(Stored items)
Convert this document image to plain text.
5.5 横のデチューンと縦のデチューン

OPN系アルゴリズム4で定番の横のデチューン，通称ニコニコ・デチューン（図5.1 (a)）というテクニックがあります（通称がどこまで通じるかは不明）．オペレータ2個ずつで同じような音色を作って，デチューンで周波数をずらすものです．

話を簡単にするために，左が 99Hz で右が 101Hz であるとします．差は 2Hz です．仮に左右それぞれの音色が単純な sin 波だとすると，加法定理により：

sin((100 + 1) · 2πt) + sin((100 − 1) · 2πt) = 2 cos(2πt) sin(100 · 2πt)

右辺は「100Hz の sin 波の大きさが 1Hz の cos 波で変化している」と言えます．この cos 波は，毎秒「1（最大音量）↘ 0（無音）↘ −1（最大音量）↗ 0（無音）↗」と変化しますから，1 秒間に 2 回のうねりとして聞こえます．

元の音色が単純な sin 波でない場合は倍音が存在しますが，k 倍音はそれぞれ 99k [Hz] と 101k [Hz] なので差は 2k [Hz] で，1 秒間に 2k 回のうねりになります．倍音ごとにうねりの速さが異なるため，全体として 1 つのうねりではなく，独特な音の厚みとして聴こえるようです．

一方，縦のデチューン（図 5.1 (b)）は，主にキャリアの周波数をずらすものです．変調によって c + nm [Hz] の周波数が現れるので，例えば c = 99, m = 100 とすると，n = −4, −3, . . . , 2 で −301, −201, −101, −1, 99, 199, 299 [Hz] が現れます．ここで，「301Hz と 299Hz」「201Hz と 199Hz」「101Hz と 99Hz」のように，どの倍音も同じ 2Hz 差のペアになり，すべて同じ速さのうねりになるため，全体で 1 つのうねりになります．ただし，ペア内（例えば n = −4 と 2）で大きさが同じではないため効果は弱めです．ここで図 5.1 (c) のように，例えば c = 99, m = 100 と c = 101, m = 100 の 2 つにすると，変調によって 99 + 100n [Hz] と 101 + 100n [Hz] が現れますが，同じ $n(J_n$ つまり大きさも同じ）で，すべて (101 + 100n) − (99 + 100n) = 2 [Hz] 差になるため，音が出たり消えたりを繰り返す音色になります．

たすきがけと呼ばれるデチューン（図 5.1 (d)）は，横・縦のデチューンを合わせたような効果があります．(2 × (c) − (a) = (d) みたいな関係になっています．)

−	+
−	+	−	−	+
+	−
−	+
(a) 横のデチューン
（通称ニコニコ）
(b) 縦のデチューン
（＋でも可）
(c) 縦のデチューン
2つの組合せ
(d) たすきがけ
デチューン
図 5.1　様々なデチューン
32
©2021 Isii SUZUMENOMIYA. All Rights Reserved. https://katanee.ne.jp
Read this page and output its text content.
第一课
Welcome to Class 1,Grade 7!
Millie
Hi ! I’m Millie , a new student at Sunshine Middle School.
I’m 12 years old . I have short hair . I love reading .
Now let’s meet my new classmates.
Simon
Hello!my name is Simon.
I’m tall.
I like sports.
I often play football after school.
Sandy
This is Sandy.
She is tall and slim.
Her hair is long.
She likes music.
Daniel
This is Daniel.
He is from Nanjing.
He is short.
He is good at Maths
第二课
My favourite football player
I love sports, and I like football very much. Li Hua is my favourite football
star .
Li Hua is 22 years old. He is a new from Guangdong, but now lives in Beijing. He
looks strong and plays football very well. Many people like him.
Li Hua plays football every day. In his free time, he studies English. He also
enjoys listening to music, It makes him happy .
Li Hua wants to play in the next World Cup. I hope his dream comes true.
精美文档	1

§ **Job**
Find the lines holding "short" and list every one.

§ **Output of the exercise**
I’m 12 years old . I have short hair . I love reading .
He is short.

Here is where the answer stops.